**Task brief**:
Please transcribe the records precisely; pictures stay out of your copy.

**Records provided**:
══════
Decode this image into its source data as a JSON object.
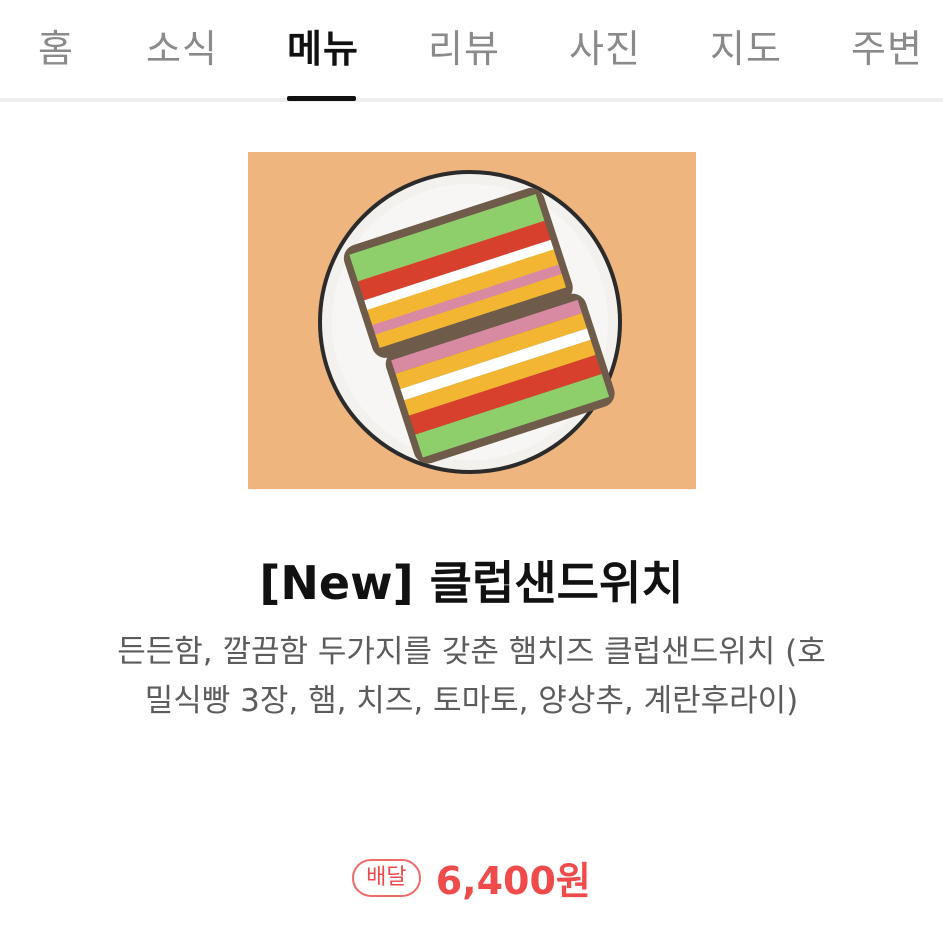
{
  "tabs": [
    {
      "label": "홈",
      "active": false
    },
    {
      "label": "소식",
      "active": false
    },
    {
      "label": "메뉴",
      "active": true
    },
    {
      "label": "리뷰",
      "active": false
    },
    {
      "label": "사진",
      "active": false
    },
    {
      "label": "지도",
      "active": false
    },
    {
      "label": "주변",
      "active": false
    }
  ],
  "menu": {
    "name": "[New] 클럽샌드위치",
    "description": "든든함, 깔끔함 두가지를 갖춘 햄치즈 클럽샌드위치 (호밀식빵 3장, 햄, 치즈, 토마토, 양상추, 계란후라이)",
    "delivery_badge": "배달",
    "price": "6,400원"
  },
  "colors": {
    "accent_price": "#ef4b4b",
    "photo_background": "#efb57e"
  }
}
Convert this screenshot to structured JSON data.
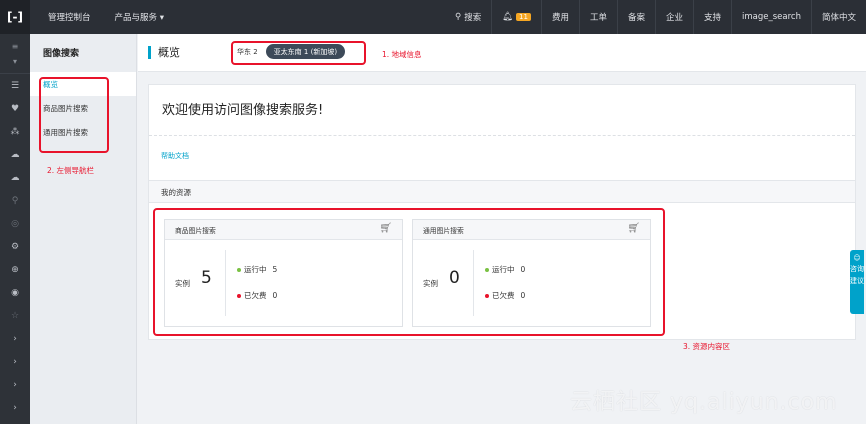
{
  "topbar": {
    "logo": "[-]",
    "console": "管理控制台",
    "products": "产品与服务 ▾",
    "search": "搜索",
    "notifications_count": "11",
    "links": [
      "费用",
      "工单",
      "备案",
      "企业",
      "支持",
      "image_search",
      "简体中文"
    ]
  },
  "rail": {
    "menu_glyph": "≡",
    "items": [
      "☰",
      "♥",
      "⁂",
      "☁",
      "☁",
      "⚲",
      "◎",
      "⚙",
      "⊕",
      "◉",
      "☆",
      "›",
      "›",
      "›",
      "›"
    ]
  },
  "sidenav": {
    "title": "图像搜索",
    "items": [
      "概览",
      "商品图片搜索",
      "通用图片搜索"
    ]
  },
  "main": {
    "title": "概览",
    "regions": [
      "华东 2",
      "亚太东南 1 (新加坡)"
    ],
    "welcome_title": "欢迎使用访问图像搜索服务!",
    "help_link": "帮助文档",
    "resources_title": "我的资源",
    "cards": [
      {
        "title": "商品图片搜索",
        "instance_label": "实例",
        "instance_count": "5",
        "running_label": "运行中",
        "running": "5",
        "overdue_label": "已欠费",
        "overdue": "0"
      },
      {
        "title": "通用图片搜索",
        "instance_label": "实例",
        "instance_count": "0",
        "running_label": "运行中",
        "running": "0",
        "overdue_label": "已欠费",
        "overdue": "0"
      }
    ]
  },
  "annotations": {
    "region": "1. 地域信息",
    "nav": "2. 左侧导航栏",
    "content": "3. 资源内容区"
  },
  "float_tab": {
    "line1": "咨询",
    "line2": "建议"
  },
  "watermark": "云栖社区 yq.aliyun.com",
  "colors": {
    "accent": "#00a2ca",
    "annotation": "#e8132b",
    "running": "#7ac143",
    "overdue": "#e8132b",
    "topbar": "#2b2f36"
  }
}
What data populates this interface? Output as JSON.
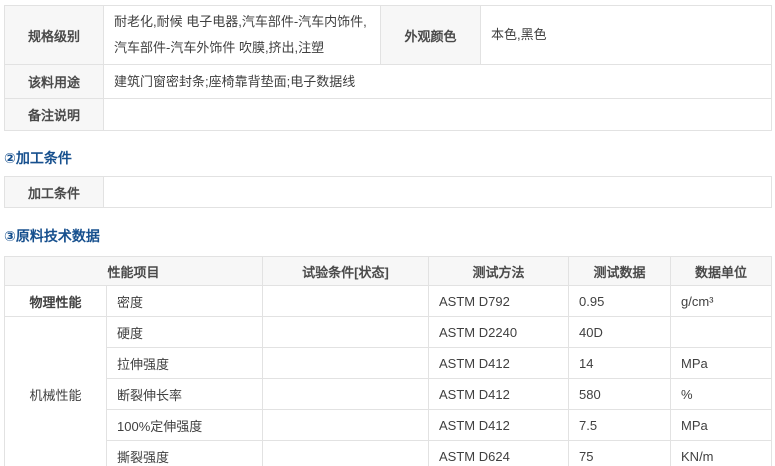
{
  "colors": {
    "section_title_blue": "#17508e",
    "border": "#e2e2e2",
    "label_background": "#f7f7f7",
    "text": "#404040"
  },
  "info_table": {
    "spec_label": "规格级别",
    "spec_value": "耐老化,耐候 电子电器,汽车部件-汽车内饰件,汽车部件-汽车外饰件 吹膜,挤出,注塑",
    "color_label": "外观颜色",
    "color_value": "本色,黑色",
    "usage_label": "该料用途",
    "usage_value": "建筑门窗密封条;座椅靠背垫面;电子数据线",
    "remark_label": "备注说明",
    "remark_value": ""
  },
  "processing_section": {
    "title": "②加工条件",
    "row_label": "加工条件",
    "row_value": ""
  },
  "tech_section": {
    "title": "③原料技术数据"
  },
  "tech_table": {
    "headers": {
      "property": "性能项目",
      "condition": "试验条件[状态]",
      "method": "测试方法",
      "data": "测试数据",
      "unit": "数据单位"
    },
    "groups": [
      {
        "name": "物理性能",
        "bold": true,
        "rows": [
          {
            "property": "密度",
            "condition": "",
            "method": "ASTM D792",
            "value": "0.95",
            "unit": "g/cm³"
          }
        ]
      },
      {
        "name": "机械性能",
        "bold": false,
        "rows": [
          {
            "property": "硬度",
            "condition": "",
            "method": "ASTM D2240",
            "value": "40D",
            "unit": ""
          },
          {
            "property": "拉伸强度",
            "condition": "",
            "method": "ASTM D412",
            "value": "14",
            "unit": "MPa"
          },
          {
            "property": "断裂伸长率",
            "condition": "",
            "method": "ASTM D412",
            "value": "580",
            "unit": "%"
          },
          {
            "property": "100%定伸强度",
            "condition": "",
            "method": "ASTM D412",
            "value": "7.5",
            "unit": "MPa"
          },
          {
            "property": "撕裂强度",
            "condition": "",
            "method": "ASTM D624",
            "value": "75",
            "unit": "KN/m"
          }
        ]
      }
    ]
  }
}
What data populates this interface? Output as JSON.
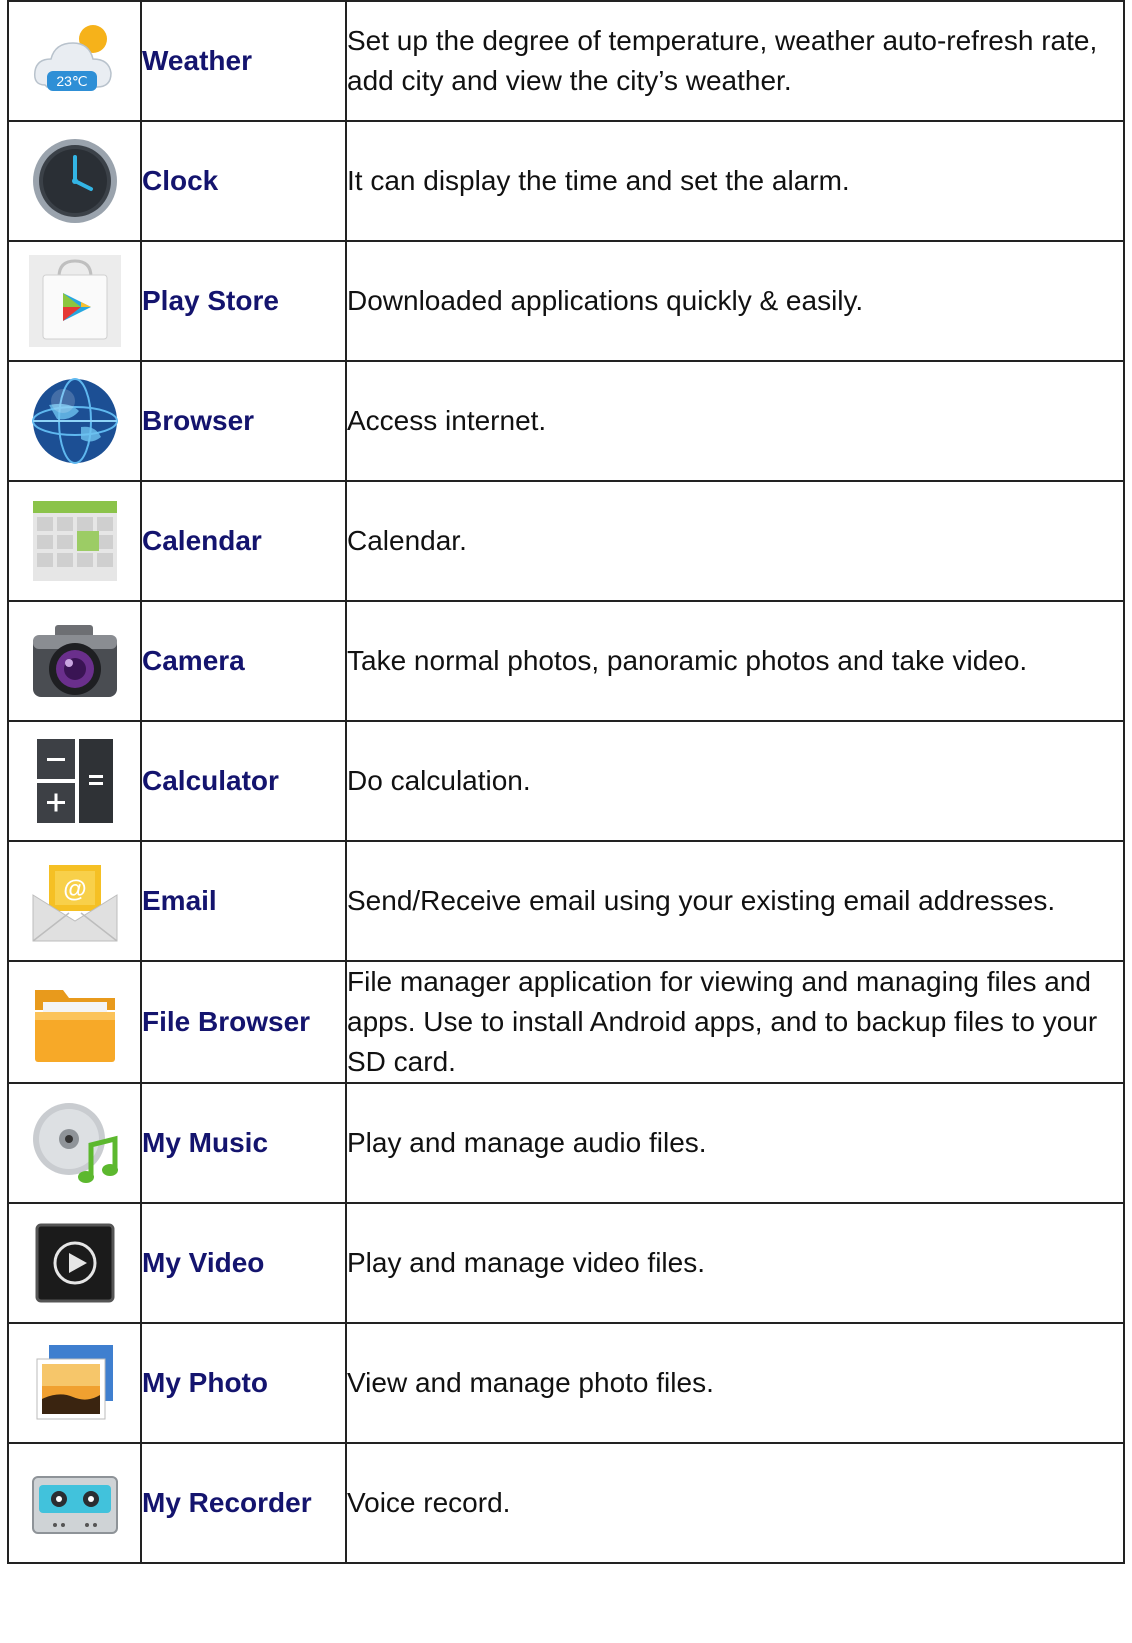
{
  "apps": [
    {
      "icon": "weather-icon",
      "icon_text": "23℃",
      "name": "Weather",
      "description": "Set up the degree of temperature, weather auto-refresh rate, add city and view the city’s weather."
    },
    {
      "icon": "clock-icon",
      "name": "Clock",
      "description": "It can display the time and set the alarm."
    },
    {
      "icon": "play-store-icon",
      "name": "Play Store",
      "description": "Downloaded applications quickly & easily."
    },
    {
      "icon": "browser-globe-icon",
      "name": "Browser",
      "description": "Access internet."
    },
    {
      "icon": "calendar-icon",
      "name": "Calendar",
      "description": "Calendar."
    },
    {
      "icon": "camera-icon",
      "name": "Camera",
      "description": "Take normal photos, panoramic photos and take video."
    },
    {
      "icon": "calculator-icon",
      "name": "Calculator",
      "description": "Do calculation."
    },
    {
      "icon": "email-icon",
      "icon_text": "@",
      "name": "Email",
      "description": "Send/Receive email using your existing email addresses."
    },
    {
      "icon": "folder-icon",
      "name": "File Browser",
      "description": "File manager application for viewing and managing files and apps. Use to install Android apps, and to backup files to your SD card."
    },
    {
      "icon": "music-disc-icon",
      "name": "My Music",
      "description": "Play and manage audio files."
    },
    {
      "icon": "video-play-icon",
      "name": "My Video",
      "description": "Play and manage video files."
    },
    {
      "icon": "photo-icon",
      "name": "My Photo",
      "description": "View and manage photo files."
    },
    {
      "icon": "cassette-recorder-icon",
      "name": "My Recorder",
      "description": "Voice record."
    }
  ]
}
══════
**Answer for this exercise**:
Decode this image into its source data as a JSON object.
{
  "tabs": [
    {
      "label": "홈",
      "active": false
    },
    {
      "label": "소식",
      "active": false
    },
    {
      "label": "메뉴",
      "active": true
    },
    {
      "label": "리뷰",
      "active": false
    },
    {
      "label": "사진",
      "active": false
    },
    {
      "label": "지도",
      "active": false
    },
    {
      "label": "주변",
      "active": false
    }
  ],
  "menu": {
    "name": "[New] 클럽샌드위치",
    "description": "든든함, 깔끔함 두가지를 갖춘 햄치즈 클럽샌드위치 (호밀식빵 3장, 햄, 치즈, 토마토, 양상추, 계란후라이)",
    "delivery_badge": "배달",
    "price": "6,400원"
  },
  "colors": {
    "accent_price": "#ef4b4b",
    "photo_background": "#efb57e"
  }
}
Convert this screenshot to structured JSON data.
{
  "topbar": {
    "logo": "[-]",
    "console": "管理控制台",
    "products": "产品与服务 ▾",
    "search": "搜索",
    "notifications_count": "11",
    "links": [
      "费用",
      "工单",
      "备案",
      "企业",
      "支持",
      "image_search",
      "简体中文"
    ]
  },
  "rail": {
    "menu_glyph": "≡",
    "items": [
      "☰",
      "♥",
      "⁂",
      "☁",
      "☁",
      "⚲",
      "◎",
      "⚙",
      "⊕",
      "◉",
      "☆",
      "›",
      "›",
      "›",
      "›"
    ]
  },
  "sidenav": {
    "title": "图像搜索",
    "items": [
      "概览",
      "商品图片搜索",
      "通用图片搜索"
    ]
  },
  "main": {
    "title": "概览",
    "regions": [
      "华东 2",
      "亚太东南 1 (新加坡)"
    ],
    "welcome_title": "欢迎使用访问图像搜索服务!",
    "help_link": "帮助文档",
    "resources_title": "我的资源",
    "cards": [
      {
        "title": "商品图片搜索",
        "instance_label": "实例",
        "instance_count": "5",
        "running_label": "运行中",
        "running": "5",
        "overdue_label": "已欠费",
        "overdue": "0"
      },
      {
        "title": "通用图片搜索",
        "instance_label": "实例",
        "instance_count": "0",
        "running_label": "运行中",
        "running": "0",
        "overdue_label": "已欠费",
        "overdue": "0"
      }
    ]
  },
  "annotations": {
    "region": "1. 地域信息",
    "nav": "2. 左侧导航栏",
    "content": "3. 资源内容区"
  },
  "float_tab": {
    "line1": "咨询",
    "line2": "建议"
  },
  "watermark": "云栖社区 yq.aliyun.com",
  "colors": {
    "accent": "#00a2ca",
    "annotation": "#e8132b",
    "running": "#7ac143",
    "overdue": "#e8132b",
    "topbar": "#2b2f36"
  }
}
What data populates this interface? Output as JSON.
{
  "colors": {
    "section_title_blue": "#17508e",
    "border": "#e2e2e2",
    "label_background": "#f7f7f7",
    "text": "#404040"
  },
  "info_table": {
    "spec_label": "规格级别",
    "spec_value": "耐老化,耐候 电子电器,汽车部件-汽车内饰件,汽车部件-汽车外饰件 吹膜,挤出,注塑",
    "color_label": "外观颜色",
    "color_value": "本色,黑色",
    "usage_label": "该料用途",
    "usage_value": "建筑门窗密封条;座椅靠背垫面;电子数据线",
    "remark_label": "备注说明",
    "remark_value": ""
  },
  "processing_section": {
    "title": "②加工条件",
    "row_label": "加工条件",
    "row_value": ""
  },
  "tech_section": {
    "title": "③原料技术数据"
  },
  "tech_table": {
    "headers": {
      "property": "性能项目",
      "condition": "试验条件[状态]",
      "method": "测试方法",
      "data": "测试数据",
      "unit": "数据单位"
    },
    "groups": [
      {
        "name": "物理性能",
        "bold": true,
        "rows": [
          {
            "property": "密度",
            "condition": "",
            "method": "ASTM D792",
            "value": "0.95",
            "unit": "g/cm³"
          }
        ]
      },
      {
        "name": "机械性能",
        "bold": false,
        "rows": [
          {
            "property": "硬度",
            "condition": "",
            "method": "ASTM D2240",
            "value": "40D",
            "unit": ""
          },
          {
            "property": "拉伸强度",
            "condition": "",
            "method": "ASTM D412",
            "value": "14",
            "unit": "MPa"
          },
          {
            "property": "断裂伸长率",
            "condition": "",
            "method": "ASTM D412",
            "value": "580",
            "unit": "%"
          },
          {
            "property": "100%定伸强度",
            "condition": "",
            "method": "ASTM D412",
            "value": "7.5",
            "unit": "MPa"
          },
          {
            "property": "撕裂强度",
            "condition": "",
            "method": "ASTM D624",
            "value": "75",
            "unit": "KN/m"
          }
        ]
      }
    ]
  }
}
What data populates this interface? Output as JSON.
{
  "apps": [
    {
      "icon": "weather-icon",
      "icon_text": "23℃",
      "name": "Weather",
      "description": "Set up the degree of temperature, weather auto-refresh rate, add city and view the city’s weather."
    },
    {
      "icon": "clock-icon",
      "name": "Clock",
      "description": "It can display the time and set the alarm."
    },
    {
      "icon": "play-store-icon",
      "name": "Play Store",
      "description": "Downloaded applications quickly & easily."
    },
    {
      "icon": "browser-globe-icon",
      "name": "Browser",
      "description": "Access internet."
    },
    {
      "icon": "calendar-icon",
      "name": "Calendar",
      "description": "Calendar."
    },
    {
      "icon": "camera-icon",
      "name": "Camera",
      "description": "Take normal photos, panoramic photos and take video."
    },
    {
      "icon": "calculator-icon",
      "name": "Calculator",
      "description": "Do calculation."
    },
    {
      "icon": "email-icon",
      "icon_text": "@",
      "name": "Email",
      "description": "Send/Receive email using your existing email addresses."
    },
    {
      "icon": "folder-icon",
      "name": "File Browser",
      "description": "File manager application for viewing and managing files and apps. Use to install Android apps, and to backup files to your SD card."
    },
    {
      "icon": "music-disc-icon",
      "name": "My Music",
      "description": "Play and manage audio files."
    },
    {
      "icon": "video-play-icon",
      "name": "My Video",
      "description": "Play and manage video files."
    },
    {
      "icon": "photo-icon",
      "name": "My Photo",
      "description": "View and manage photo files."
    },
    {
      "icon": "cassette-recorder-icon",
      "name": "My Recorder",
      "description": "Voice record."
    }
  ]
}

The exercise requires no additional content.